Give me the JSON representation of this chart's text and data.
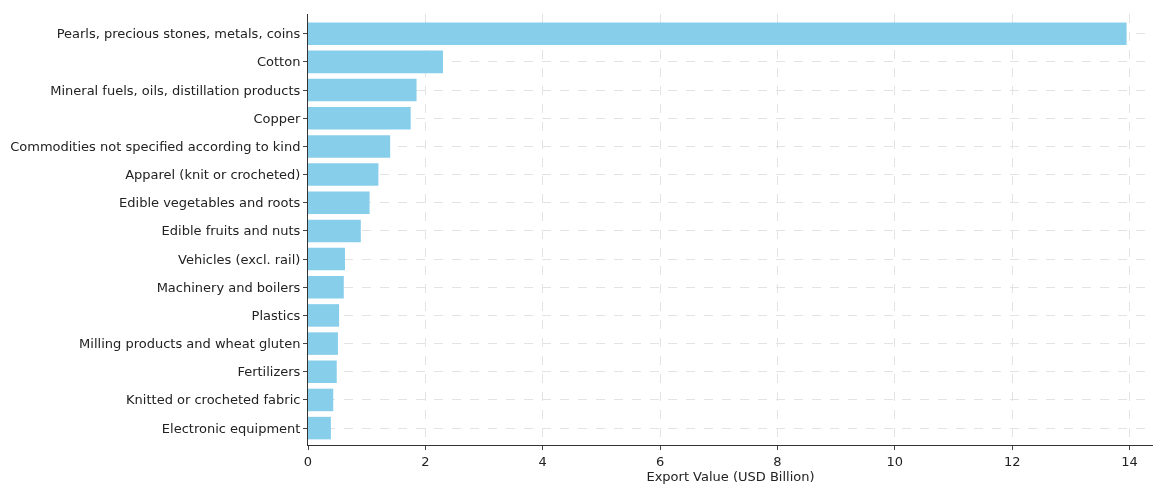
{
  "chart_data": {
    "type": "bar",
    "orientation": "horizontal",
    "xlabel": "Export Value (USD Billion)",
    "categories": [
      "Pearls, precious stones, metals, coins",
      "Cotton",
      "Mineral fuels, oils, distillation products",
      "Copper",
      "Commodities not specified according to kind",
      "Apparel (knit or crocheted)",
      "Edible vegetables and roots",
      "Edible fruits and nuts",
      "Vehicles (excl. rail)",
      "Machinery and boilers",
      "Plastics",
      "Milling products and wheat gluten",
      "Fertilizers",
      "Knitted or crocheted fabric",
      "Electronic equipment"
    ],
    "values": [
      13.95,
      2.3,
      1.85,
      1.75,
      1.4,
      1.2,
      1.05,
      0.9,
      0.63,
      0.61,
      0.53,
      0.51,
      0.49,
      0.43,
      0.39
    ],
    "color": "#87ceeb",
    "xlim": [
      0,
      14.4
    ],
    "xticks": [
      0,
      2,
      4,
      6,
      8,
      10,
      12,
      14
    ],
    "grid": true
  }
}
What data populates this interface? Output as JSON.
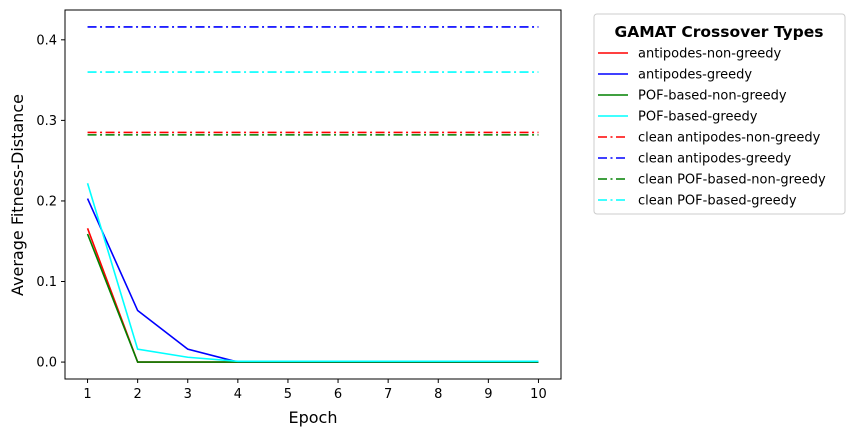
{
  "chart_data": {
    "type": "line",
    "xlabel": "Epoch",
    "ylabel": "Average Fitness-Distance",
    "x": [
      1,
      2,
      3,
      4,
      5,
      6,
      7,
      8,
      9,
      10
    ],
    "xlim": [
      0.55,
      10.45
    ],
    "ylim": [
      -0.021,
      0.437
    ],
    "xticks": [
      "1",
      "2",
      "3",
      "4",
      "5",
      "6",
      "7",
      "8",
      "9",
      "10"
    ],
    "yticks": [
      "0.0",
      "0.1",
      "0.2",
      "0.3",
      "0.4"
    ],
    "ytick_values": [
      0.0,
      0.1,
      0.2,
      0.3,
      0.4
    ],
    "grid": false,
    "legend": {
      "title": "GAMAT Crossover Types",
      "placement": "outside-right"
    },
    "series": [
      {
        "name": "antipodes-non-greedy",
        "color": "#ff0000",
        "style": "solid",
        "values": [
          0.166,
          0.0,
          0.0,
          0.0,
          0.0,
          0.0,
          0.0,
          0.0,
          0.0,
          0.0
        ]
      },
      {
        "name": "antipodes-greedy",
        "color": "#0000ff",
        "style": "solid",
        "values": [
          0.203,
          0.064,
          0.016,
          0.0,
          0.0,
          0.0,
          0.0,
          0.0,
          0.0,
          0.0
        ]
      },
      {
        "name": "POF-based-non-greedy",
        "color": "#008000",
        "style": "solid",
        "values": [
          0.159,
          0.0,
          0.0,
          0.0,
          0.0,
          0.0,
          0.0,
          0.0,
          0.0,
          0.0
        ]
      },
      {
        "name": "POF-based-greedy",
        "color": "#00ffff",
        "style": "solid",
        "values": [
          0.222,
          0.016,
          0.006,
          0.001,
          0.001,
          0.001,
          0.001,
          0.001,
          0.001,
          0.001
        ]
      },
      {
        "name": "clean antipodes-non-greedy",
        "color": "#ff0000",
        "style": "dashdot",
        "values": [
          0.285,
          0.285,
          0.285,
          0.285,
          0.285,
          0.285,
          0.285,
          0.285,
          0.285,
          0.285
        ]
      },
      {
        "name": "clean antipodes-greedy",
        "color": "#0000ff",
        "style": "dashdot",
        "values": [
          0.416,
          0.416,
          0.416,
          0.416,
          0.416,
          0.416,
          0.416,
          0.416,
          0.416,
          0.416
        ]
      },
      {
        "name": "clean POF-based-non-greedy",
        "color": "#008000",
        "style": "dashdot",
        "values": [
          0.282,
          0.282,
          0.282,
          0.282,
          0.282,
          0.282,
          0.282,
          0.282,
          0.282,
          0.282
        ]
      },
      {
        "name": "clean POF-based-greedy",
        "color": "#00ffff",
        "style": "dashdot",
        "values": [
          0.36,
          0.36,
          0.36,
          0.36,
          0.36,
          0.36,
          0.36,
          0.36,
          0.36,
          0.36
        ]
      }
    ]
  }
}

━━━━━━━━━━━━━━━━

Transcribe every line from the records above without alteration, and leave out the images.

Give me the JSON representation of this chart's text and data.
{
  "chart_data": {
    "type": "bar",
    "orientation": "horizontal",
    "xlabel": "Export Value (USD Billion)",
    "categories": [
      "Pearls, precious stones, metals, coins",
      "Cotton",
      "Mineral fuels, oils, distillation products",
      "Copper",
      "Commodities not specified according to kind",
      "Apparel (knit or crocheted)",
      "Edible vegetables and roots",
      "Edible fruits and nuts",
      "Vehicles (excl. rail)",
      "Machinery and boilers",
      "Plastics",
      "Milling products and wheat gluten",
      "Fertilizers",
      "Knitted or crocheted fabric",
      "Electronic equipment"
    ],
    "values": [
      13.95,
      2.3,
      1.85,
      1.75,
      1.4,
      1.2,
      1.05,
      0.9,
      0.63,
      0.61,
      0.53,
      0.51,
      0.49,
      0.43,
      0.39
    ],
    "color": "#87ceeb",
    "xlim": [
      0,
      14.4
    ],
    "xticks": [
      0,
      2,
      4,
      6,
      8,
      10,
      12,
      14
    ],
    "grid": true
  }
}
What data populates this interface? Output as JSON.
{
  "chart_data": {
    "type": "line",
    "xlabel": "Epoch",
    "ylabel": "Average Fitness-Distance",
    "x": [
      1,
      2,
      3,
      4,
      5,
      6,
      7,
      8,
      9,
      10
    ],
    "xlim": [
      0.55,
      10.45
    ],
    "ylim": [
      -0.021,
      0.437
    ],
    "xticks": [
      "1",
      "2",
      "3",
      "4",
      "5",
      "6",
      "7",
      "8",
      "9",
      "10"
    ],
    "yticks": [
      "0.0",
      "0.1",
      "0.2",
      "0.3",
      "0.4"
    ],
    "ytick_values": [
      0.0,
      0.1,
      0.2,
      0.3,
      0.4
    ],
    "grid": false,
    "legend": {
      "title": "GAMAT Crossover Types",
      "placement": "outside-right"
    },
    "series": [
      {
        "name": "antipodes-non-greedy",
        "color": "#ff0000",
        "style": "solid",
        "values": [
          0.166,
          0.0,
          0.0,
          0.0,
          0.0,
          0.0,
          0.0,
          0.0,
          0.0,
          0.0
        ]
      },
      {
        "name": "antipodes-greedy",
        "color": "#0000ff",
        "style": "solid",
        "values": [
          0.203,
          0.064,
          0.016,
          0.0,
          0.0,
          0.0,
          0.0,
          0.0,
          0.0,
          0.0
        ]
      },
      {
        "name": "POF-based-non-greedy",
        "color": "#008000",
        "style": "solid",
        "values": [
          0.159,
          0.0,
          0.0,
          0.0,
          0.0,
          0.0,
          0.0,
          0.0,
          0.0,
          0.0
        ]
      },
      {
        "name": "POF-based-greedy",
        "color": "#00ffff",
        "style": "solid",
        "values": [
          0.222,
          0.016,
          0.006,
          0.001,
          0.001,
          0.001,
          0.001,
          0.001,
          0.001,
          0.001
        ]
      },
      {
        "name": "clean antipodes-non-greedy",
        "color": "#ff0000",
        "style": "dashdot",
        "values": [
          0.285,
          0.285,
          0.285,
          0.285,
          0.285,
          0.285,
          0.285,
          0.285,
          0.285,
          0.285
        ]
      },
      {
        "name": "clean antipodes-greedy",
        "color": "#0000ff",
        "style": "dashdot",
        "values": [
          0.416,
          0.416,
          0.416,
          0.416,
          0.416,
          0.416,
          0.416,
          0.416,
          0.416,
          0.416
        ]
      },
      {
        "name": "clean POF-based-non-greedy",
        "color": "#008000",
        "style": "dashdot",
        "values": [
          0.282,
          0.282,
          0.282,
          0.282,
          0.282,
          0.282,
          0.282,
          0.282,
          0.282,
          0.282
        ]
      },
      {
        "name": "clean POF-based-greedy",
        "color": "#00ffff",
        "style": "dashdot",
        "values": [
          0.36,
          0.36,
          0.36,
          0.36,
          0.36,
          0.36,
          0.36,
          0.36,
          0.36,
          0.36
        ]
      }
    ]
  }
}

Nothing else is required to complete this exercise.